**Task inputs**
+---+

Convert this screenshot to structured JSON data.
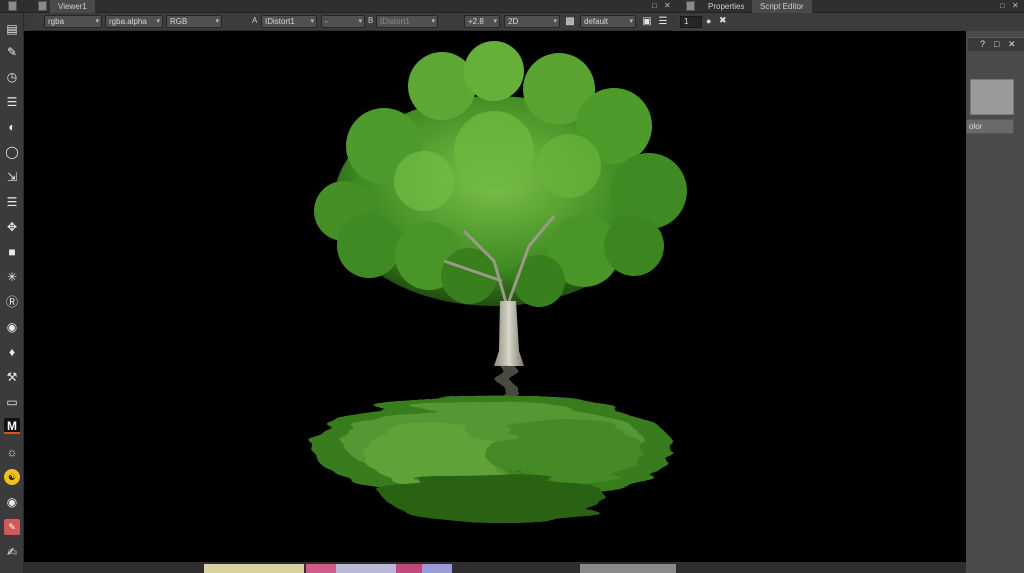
{
  "tabs": {
    "viewer": "Viewer1",
    "properties": "Properties",
    "script_editor": "Script Editor"
  },
  "toolbar": {
    "channels": "rgba",
    "alpha_channel": "rgba.alpha",
    "display": "RGB",
    "a_label": "A",
    "a_input": "IDistort1",
    "operator": "-",
    "b_label": "B",
    "b_input": "IDistort1",
    "gain": "+2.8",
    "view_mode": "2D",
    "lut": "default"
  },
  "properties_toolbar": {
    "max_panels": "1"
  },
  "right_panel": {
    "color_button": "olor"
  },
  "icons": {
    "viewer_tab_grip": "grip-icon",
    "float_window": "float-icon",
    "close_window": "close-icon",
    "clapper": "clapperboard-icon",
    "roi": "roi-icon",
    "menu": "menu-icon",
    "help": "help-icon"
  },
  "colors": {
    "canvas": "#000000",
    "ui_background": "#3a3a3a",
    "accent_orange": "#e0501c"
  }
}
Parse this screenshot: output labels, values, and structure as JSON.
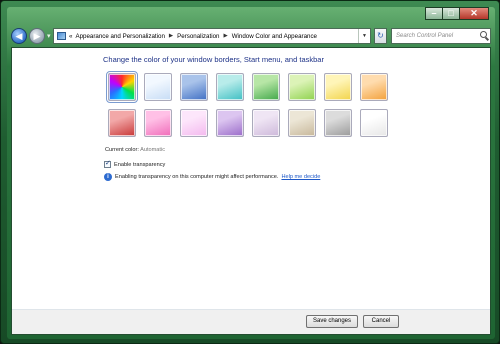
{
  "window": {
    "caption_buttons": [
      "minimize",
      "maximize",
      "close"
    ]
  },
  "toolbar": {
    "back_icon": "back-arrow-icon",
    "forward_icon": "forward-arrow-icon",
    "history_icon": "chevron-down-icon",
    "breadcrumb": [
      {
        "label": "Appearance and Personalization"
      },
      {
        "label": "Personalization"
      },
      {
        "label": "Window Color and Appearance"
      }
    ],
    "breadcrumb_root_glyph": "«",
    "search_placeholder": "Search Control Panel"
  },
  "main": {
    "title": "Change the color of your window borders, Start menu, and taskbar",
    "swatches": [
      {
        "name": "automatic",
        "colors": [
          "#ff2a2a",
          "#00ff66",
          "#2b6bff"
        ],
        "selected": true
      },
      {
        "name": "sky",
        "colors": [
          "#f2f8ff",
          "#c6dcf5"
        ],
        "selected": false
      },
      {
        "name": "twilight",
        "colors": [
          "#a9c3ea",
          "#3f6fc4"
        ],
        "selected": false
      },
      {
        "name": "sea",
        "colors": [
          "#b8ecea",
          "#3fbfc3"
        ],
        "selected": false
      },
      {
        "name": "leaf",
        "colors": [
          "#b7e6a6",
          "#41a84a"
        ],
        "selected": false
      },
      {
        "name": "lime",
        "colors": [
          "#dcf3b7",
          "#8fd24d"
        ],
        "selected": false
      },
      {
        "name": "sun",
        "colors": [
          "#fff5b8",
          "#f2d44a"
        ],
        "selected": false
      },
      {
        "name": "pumpkin",
        "colors": [
          "#ffdcae",
          "#f3a13a"
        ],
        "selected": false
      },
      {
        "name": "ruby",
        "colors": [
          "#f2a8a8",
          "#c83737"
        ],
        "selected": false
      },
      {
        "name": "fuchsia",
        "colors": [
          "#ffc0e6",
          "#f06bb9"
        ],
        "selected": false
      },
      {
        "name": "blush",
        "colors": [
          "#fde6fb",
          "#f3b8ee"
        ],
        "selected": false
      },
      {
        "name": "violet",
        "colors": [
          "#dcc5f0",
          "#9a6bc9"
        ],
        "selected": false
      },
      {
        "name": "lavender",
        "colors": [
          "#efe5f4",
          "#cdb8da"
        ],
        "selected": false
      },
      {
        "name": "taupe",
        "colors": [
          "#ece6d6",
          "#c7b79a"
        ],
        "selected": false
      },
      {
        "name": "chocolate",
        "colors": [
          "#dcdcdc",
          "#9a9a9a"
        ],
        "selected": false
      },
      {
        "name": "frost",
        "colors": [
          "#ffffff",
          "#e6e6e6"
        ],
        "selected": false
      }
    ],
    "current_color_label": "Current color:",
    "current_color_value": "Automatic",
    "transparency_label": "Enable transparency",
    "transparency_checked": true,
    "info_icon": "info-icon",
    "info_text": "Enabling transparency on this computer might affect performance.",
    "help_link": "Help me decide"
  },
  "footer": {
    "save_label": "Save changes",
    "cancel_label": "Cancel"
  }
}
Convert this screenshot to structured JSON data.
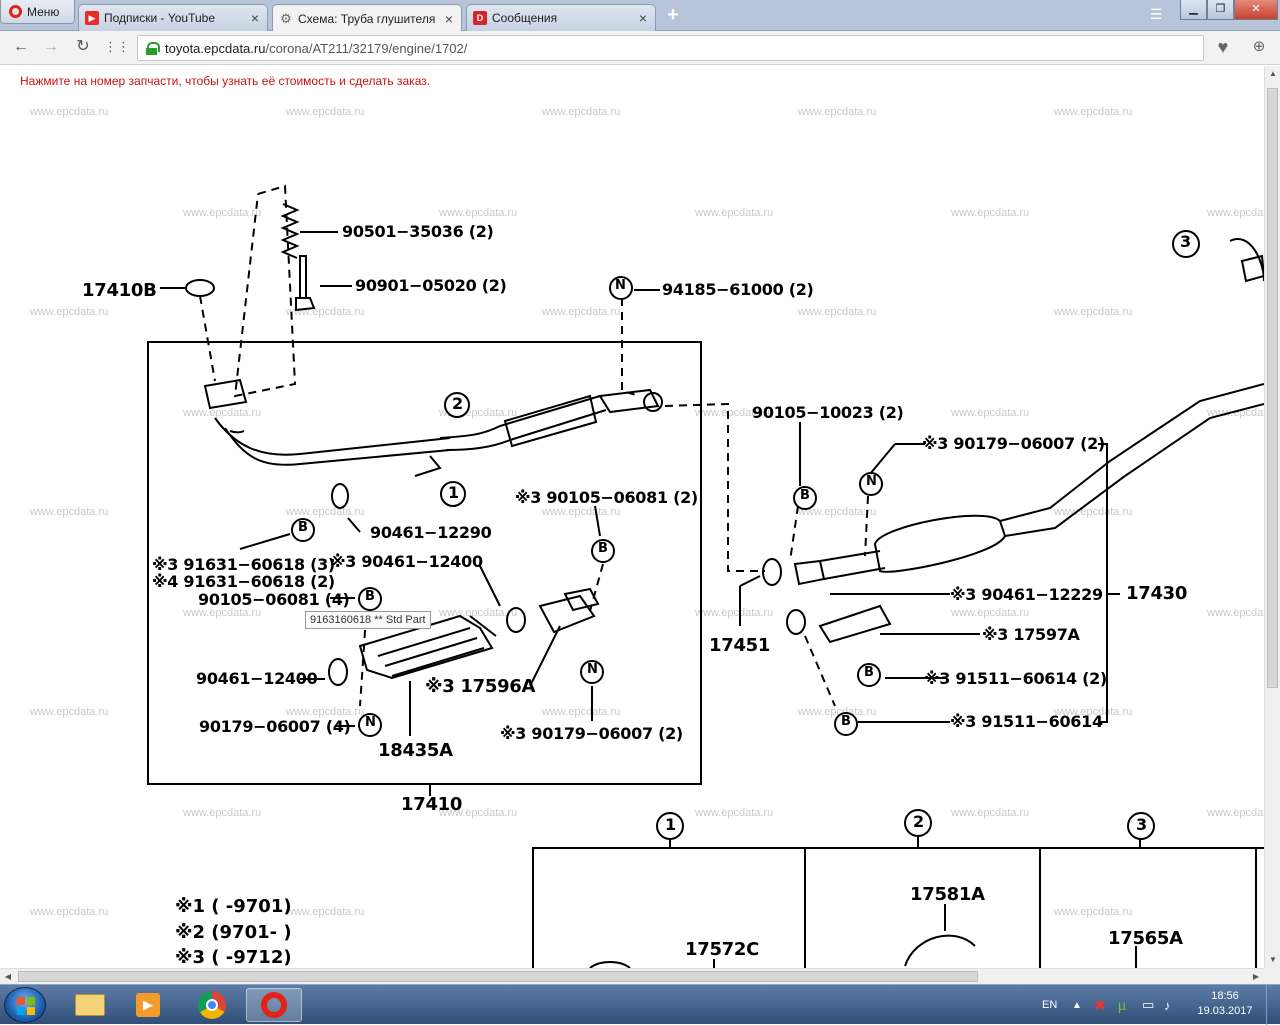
{
  "browser": {
    "menu_label": "Меню",
    "tabs": [
      {
        "title": "Подписки - YouTube",
        "icon": "youtube-icon",
        "active": false
      },
      {
        "title": "Схема: Труба глушителя и",
        "icon": "gear-icon",
        "active": true
      },
      {
        "title": "Сообщения",
        "icon": "d-icon",
        "active": false
      }
    ],
    "url_domain": "toyota.epcdata.ru",
    "url_path": "/corona/AT211/32179/engine/1702/"
  },
  "page": {
    "notice": "Нажмите на номер запчасти, чтобы узнать её стоимость и сделать заказ.",
    "watermark": "www.epcdata.ru",
    "tooltip": "9163160618 ** Std Part"
  },
  "parts": {
    "p17410B": "17410B",
    "p90501": "90501−35036 (2)",
    "p90901": "90901−05020 (2)",
    "p94185": "94185−61000 (2)",
    "p90105_10023": "90105−10023 (2)",
    "p90179_06007_r": "※3 90179−06007 (2)",
    "p90461_12290": "90461−12290",
    "p90105_06081_2": "※3 90105−06081 (2)",
    "p91631_3": "※3  91631−60618 (3)",
    "p91631_4": "※4  91631−60618 (2)",
    "p90105_06081_4": "90105−06081 (4)",
    "p90461_12400_top": "※3 90461−12400",
    "p90461_12400": "90461−12400",
    "p17596A": "※3 17596A",
    "p90179_06007_4": "90179−06007 (4)",
    "p18435A": "18435A",
    "p90179_06007_2": "※3 90179−06007 (2)",
    "p17410": "17410",
    "p17451": "17451",
    "p90461_12229": "※3 90461−12229",
    "p17430": "17430",
    "p17597A": "※3 17597A",
    "p91511_2": "※3 91511−60614 (2)",
    "p91511": "※3 91511−60614",
    "p17581A": "17581A",
    "p17572C": "17572C",
    "p17565A": "17565A"
  },
  "callouts": {
    "one": "1",
    "two": "2",
    "three": "3",
    "b": "B",
    "n": "N"
  },
  "legend": [
    "※1 (      -9701)",
    "※2 (9701-      )",
    "※3 (      -9712)"
  ],
  "taskbar": {
    "lang": "EN",
    "time": "18:56",
    "date": "19.03.2017"
  }
}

+---+

**Given task**
Reproduce the entries above without change, omitting all pictures.

**Reply to the task**
Convert this screenshot to structured JSON data.
{
  "tabs": {
    "viewer": "Viewer1",
    "properties": "Properties",
    "script_editor": "Script Editor"
  },
  "toolbar": {
    "channels": "rgba",
    "alpha_channel": "rgba.alpha",
    "display": "RGB",
    "a_label": "A",
    "a_input": "IDistort1",
    "operator": "-",
    "b_label": "B",
    "b_input": "IDistort1",
    "gain": "+2.8",
    "view_mode": "2D",
    "lut": "default"
  },
  "properties_toolbar": {
    "max_panels": "1"
  },
  "right_panel": {
    "color_button": "olor"
  },
  "icons": {
    "viewer_tab_grip": "grip-icon",
    "float_window": "float-icon",
    "close_window": "close-icon",
    "clapper": "clapperboard-icon",
    "roi": "roi-icon",
    "menu": "menu-icon",
    "help": "help-icon"
  },
  "colors": {
    "canvas": "#000000",
    "ui_background": "#3a3a3a",
    "accent_orange": "#e0501c"
  }
}
Parse this screenshot: output labels, values, and structure as JSON.
{
  "window": {
    "caption_buttons": [
      "minimize",
      "maximize",
      "close"
    ]
  },
  "toolbar": {
    "back_icon": "back-arrow-icon",
    "forward_icon": "forward-arrow-icon",
    "history_icon": "chevron-down-icon",
    "breadcrumb": [
      {
        "label": "Appearance and Personalization"
      },
      {
        "label": "Personalization"
      },
      {
        "label": "Window Color and Appearance"
      }
    ],
    "breadcrumb_root_glyph": "«",
    "search_placeholder": "Search Control Panel"
  },
  "main": {
    "title": "Change the color of your window borders, Start menu, and taskbar",
    "swatches": [
      {
        "name": "automatic",
        "colors": [
          "#ff2a2a",
          "#00ff66",
          "#2b6bff"
        ],
        "selected": true
      },
      {
        "name": "sky",
        "colors": [
          "#f2f8ff",
          "#c6dcf5"
        ],
        "selected": false
      },
      {
        "name": "twilight",
        "colors": [
          "#a9c3ea",
          "#3f6fc4"
        ],
        "selected": false
      },
      {
        "name": "sea",
        "colors": [
          "#b8ecea",
          "#3fbfc3"
        ],
        "selected": false
      },
      {
        "name": "leaf",
        "colors": [
          "#b7e6a6",
          "#41a84a"
        ],
        "selected": false
      },
      {
        "name": "lime",
        "colors": [
          "#dcf3b7",
          "#8fd24d"
        ],
        "selected": false
      },
      {
        "name": "sun",
        "colors": [
          "#fff5b8",
          "#f2d44a"
        ],
        "selected": false
      },
      {
        "name": "pumpkin",
        "colors": [
          "#ffdcae",
          "#f3a13a"
        ],
        "selected": false
      },
      {
        "name": "ruby",
        "colors": [
          "#f2a8a8",
          "#c83737"
        ],
        "selected": false
      },
      {
        "name": "fuchsia",
        "colors": [
          "#ffc0e6",
          "#f06bb9"
        ],
        "selected": false
      },
      {
        "name": "blush",
        "colors": [
          "#fde6fb",
          "#f3b8ee"
        ],
        "selected": false
      },
      {
        "name": "violet",
        "colors": [
          "#dcc5f0",
          "#9a6bc9"
        ],
        "selected": false
      },
      {
        "name": "lavender",
        "colors": [
          "#efe5f4",
          "#cdb8da"
        ],
        "selected": false
      },
      {
        "name": "taupe",
        "colors": [
          "#ece6d6",
          "#c7b79a"
        ],
        "selected": false
      },
      {
        "name": "chocolate",
        "colors": [
          "#dcdcdc",
          "#9a9a9a"
        ],
        "selected": false
      },
      {
        "name": "frost",
        "colors": [
          "#ffffff",
          "#e6e6e6"
        ],
        "selected": false
      }
    ],
    "current_color_label": "Current color:",
    "current_color_value": "Automatic",
    "transparency_label": "Enable transparency",
    "transparency_checked": true,
    "info_icon": "info-icon",
    "info_text": "Enabling transparency on this computer might affect performance.",
    "help_link": "Help me decide"
  },
  "footer": {
    "save_label": "Save changes",
    "cancel_label": "Cancel"
  }
}
Convert this screenshot to structured JSON data.
{
  "browser": {
    "menu_label": "Меню",
    "tabs": [
      {
        "title": "Подписки - YouTube",
        "icon": "youtube-icon",
        "active": false
      },
      {
        "title": "Схема: Труба глушителя и",
        "icon": "gear-icon",
        "active": true
      },
      {
        "title": "Сообщения",
        "icon": "d-icon",
        "active": false
      }
    ],
    "url_domain": "toyota.epcdata.ru",
    "url_path": "/corona/AT211/32179/engine/1702/"
  },
  "page": {
    "notice": "Нажмите на номер запчасти, чтобы узнать её стоимость и сделать заказ.",
    "watermark": "www.epcdata.ru",
    "tooltip": "9163160618 ** Std Part"
  },
  "parts": {
    "p17410B": "17410B",
    "p90501": "90501−35036 (2)",
    "p90901": "90901−05020 (2)",
    "p94185": "94185−61000 (2)",
    "p90105_10023": "90105−10023 (2)",
    "p90179_06007_r": "※3 90179−06007 (2)",
    "p90461_12290": "90461−12290",
    "p90105_06081_2": "※3 90105−06081 (2)",
    "p91631_3": "※3  91631−60618 (3)",
    "p91631_4": "※4  91631−60618 (2)",
    "p90105_06081_4": "90105−06081 (4)",
    "p90461_12400_top": "※3 90461−12400",
    "p90461_12400": "90461−12400",
    "p17596A": "※3 17596A",
    "p90179_06007_4": "90179−06007 (4)",
    "p18435A": "18435A",
    "p90179_06007_2": "※3 90179−06007 (2)",
    "p17410": "17410",
    "p17451": "17451",
    "p90461_12229": "※3 90461−12229",
    "p17430": "17430",
    "p17597A": "※3 17597A",
    "p91511_2": "※3 91511−60614 (2)",
    "p91511": "※3 91511−60614",
    "p17581A": "17581A",
    "p17572C": "17572C",
    "p17565A": "17565A"
  },
  "callouts": {
    "one": "1",
    "two": "2",
    "three": "3",
    "b": "B",
    "n": "N"
  },
  "legend": [
    "※1 (      -9701)",
    "※2 (9701-      )",
    "※3 (      -9712)"
  ],
  "taskbar": {
    "lang": "EN",
    "time": "18:56",
    "date": "19.03.2017"
  }
}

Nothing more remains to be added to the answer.